#### Set problem
Locate the word "Cavity" in the material, then show every line that holds it.

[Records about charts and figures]

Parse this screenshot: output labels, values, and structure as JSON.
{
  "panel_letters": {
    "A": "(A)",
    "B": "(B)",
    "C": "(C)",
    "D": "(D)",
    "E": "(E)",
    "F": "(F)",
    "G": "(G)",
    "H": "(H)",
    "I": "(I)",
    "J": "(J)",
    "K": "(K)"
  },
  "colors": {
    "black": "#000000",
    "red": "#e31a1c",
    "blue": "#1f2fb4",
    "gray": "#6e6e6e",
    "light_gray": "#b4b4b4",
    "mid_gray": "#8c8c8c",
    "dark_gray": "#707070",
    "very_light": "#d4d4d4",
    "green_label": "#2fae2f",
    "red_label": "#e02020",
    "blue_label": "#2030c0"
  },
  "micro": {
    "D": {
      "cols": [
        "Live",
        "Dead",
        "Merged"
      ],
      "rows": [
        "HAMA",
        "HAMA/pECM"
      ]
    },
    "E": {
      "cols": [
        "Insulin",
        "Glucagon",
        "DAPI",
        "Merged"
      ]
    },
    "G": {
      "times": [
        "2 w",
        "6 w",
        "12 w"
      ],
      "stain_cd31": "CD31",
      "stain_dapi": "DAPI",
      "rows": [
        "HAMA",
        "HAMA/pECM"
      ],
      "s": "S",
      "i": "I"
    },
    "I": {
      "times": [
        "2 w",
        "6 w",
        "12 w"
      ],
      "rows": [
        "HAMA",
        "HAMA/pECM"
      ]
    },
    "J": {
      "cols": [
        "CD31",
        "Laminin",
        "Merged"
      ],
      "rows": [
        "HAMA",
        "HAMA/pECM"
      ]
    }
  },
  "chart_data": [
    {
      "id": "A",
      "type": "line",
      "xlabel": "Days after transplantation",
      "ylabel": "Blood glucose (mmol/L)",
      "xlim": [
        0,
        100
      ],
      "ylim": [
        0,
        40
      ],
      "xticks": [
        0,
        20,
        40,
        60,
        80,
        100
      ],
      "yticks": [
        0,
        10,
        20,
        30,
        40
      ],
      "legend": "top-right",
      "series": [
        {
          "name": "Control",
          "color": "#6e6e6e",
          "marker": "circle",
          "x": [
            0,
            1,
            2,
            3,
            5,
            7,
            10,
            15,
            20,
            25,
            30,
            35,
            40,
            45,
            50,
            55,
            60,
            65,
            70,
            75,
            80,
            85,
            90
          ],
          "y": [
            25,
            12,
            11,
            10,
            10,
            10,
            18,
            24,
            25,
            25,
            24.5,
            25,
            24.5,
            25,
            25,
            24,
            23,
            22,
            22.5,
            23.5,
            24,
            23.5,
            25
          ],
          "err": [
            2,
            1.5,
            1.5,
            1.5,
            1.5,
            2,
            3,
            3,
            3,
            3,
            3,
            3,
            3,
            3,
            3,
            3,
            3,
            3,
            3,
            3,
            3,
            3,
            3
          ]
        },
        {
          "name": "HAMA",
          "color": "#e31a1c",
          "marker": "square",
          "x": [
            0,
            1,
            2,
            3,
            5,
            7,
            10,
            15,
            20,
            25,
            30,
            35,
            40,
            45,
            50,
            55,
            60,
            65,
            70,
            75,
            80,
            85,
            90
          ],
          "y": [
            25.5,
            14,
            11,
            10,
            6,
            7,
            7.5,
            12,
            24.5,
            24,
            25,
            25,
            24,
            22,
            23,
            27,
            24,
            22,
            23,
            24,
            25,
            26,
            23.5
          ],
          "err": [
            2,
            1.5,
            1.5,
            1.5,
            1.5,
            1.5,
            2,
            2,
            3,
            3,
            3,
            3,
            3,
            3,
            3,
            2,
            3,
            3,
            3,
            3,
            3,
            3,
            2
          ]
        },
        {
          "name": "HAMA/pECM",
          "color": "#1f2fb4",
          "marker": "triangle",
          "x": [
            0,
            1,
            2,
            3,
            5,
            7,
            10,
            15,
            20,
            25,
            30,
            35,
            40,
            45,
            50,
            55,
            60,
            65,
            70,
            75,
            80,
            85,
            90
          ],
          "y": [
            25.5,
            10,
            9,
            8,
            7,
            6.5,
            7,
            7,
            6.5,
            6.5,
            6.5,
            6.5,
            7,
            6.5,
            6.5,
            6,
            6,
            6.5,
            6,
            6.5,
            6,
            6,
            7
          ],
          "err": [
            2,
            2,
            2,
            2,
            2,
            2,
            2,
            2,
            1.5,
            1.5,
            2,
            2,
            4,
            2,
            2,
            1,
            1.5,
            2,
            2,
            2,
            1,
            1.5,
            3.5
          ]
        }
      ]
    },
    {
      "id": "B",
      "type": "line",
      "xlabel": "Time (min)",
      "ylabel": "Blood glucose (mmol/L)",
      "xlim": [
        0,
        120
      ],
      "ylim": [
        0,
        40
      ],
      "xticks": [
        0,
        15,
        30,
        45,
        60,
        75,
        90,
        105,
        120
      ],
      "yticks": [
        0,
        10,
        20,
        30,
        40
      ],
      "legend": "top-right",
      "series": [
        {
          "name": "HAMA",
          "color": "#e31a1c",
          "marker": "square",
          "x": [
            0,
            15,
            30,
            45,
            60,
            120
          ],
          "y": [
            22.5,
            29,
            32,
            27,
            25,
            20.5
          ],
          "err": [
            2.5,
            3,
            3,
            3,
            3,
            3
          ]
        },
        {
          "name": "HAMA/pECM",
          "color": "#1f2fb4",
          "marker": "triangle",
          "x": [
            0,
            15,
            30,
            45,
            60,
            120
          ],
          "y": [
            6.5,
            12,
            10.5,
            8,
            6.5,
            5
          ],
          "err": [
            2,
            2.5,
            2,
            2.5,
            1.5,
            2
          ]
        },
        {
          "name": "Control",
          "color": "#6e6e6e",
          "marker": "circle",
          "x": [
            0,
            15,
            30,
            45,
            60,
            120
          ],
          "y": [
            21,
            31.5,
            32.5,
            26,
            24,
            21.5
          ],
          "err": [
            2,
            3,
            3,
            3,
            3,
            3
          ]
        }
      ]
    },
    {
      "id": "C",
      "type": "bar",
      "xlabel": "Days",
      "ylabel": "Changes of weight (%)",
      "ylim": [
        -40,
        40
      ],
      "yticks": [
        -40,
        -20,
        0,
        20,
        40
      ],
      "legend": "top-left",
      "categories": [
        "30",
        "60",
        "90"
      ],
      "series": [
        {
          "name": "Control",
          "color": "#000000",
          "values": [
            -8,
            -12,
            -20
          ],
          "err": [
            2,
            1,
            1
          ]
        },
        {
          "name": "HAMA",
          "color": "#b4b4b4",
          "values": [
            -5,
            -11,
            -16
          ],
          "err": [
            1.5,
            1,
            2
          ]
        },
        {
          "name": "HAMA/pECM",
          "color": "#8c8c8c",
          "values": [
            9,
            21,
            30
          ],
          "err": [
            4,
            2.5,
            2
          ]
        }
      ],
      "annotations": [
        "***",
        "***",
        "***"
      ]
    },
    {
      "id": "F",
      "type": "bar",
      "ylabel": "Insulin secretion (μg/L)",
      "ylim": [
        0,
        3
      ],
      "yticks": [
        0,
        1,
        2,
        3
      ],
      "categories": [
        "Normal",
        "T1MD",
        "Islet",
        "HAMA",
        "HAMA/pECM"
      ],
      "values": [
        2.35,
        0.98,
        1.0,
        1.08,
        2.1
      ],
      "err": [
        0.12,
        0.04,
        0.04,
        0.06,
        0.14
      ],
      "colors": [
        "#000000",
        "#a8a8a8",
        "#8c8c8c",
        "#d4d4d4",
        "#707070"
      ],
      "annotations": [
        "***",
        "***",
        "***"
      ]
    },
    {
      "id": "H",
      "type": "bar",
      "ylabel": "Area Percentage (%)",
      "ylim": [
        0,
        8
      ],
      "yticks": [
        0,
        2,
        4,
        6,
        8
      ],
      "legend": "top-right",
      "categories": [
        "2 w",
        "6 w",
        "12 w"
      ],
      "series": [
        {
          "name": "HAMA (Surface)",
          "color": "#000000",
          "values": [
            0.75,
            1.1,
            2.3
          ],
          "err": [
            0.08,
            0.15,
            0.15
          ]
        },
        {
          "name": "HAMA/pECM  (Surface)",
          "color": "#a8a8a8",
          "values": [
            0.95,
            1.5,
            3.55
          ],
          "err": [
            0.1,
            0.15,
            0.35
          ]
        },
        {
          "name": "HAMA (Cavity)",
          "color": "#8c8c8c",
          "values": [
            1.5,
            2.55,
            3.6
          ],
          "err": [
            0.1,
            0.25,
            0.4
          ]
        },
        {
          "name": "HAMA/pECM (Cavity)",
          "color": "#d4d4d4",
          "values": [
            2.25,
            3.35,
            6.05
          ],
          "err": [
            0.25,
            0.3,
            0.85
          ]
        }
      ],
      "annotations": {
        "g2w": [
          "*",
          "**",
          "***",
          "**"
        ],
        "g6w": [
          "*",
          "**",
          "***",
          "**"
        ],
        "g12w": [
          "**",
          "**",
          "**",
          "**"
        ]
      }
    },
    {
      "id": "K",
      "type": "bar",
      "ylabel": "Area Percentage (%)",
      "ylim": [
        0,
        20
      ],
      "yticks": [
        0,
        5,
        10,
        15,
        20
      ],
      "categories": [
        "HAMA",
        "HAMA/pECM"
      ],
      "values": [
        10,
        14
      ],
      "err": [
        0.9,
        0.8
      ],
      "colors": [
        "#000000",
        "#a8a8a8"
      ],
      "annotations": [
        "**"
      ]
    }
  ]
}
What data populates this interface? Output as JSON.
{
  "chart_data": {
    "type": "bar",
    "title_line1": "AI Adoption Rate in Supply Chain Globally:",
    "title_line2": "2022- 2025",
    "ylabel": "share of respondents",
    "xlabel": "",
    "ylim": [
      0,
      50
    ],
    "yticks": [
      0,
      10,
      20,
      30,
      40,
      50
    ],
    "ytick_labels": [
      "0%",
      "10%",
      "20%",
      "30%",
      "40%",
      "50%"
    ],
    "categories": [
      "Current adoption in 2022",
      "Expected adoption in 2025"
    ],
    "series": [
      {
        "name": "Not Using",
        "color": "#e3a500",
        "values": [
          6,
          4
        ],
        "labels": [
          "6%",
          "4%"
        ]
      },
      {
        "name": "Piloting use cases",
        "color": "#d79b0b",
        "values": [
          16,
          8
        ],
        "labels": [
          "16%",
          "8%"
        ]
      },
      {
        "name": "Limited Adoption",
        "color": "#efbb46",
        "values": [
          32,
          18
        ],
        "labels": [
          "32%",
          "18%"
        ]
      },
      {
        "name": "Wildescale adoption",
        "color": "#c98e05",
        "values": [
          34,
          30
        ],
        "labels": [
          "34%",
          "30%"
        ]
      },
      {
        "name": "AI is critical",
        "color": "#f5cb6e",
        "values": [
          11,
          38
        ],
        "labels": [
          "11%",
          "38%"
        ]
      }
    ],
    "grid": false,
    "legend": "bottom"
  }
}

#### Response for this exercise
          "name": "HAMA (Cavity)",
          "name": "HAMA/pECM (Cavity)",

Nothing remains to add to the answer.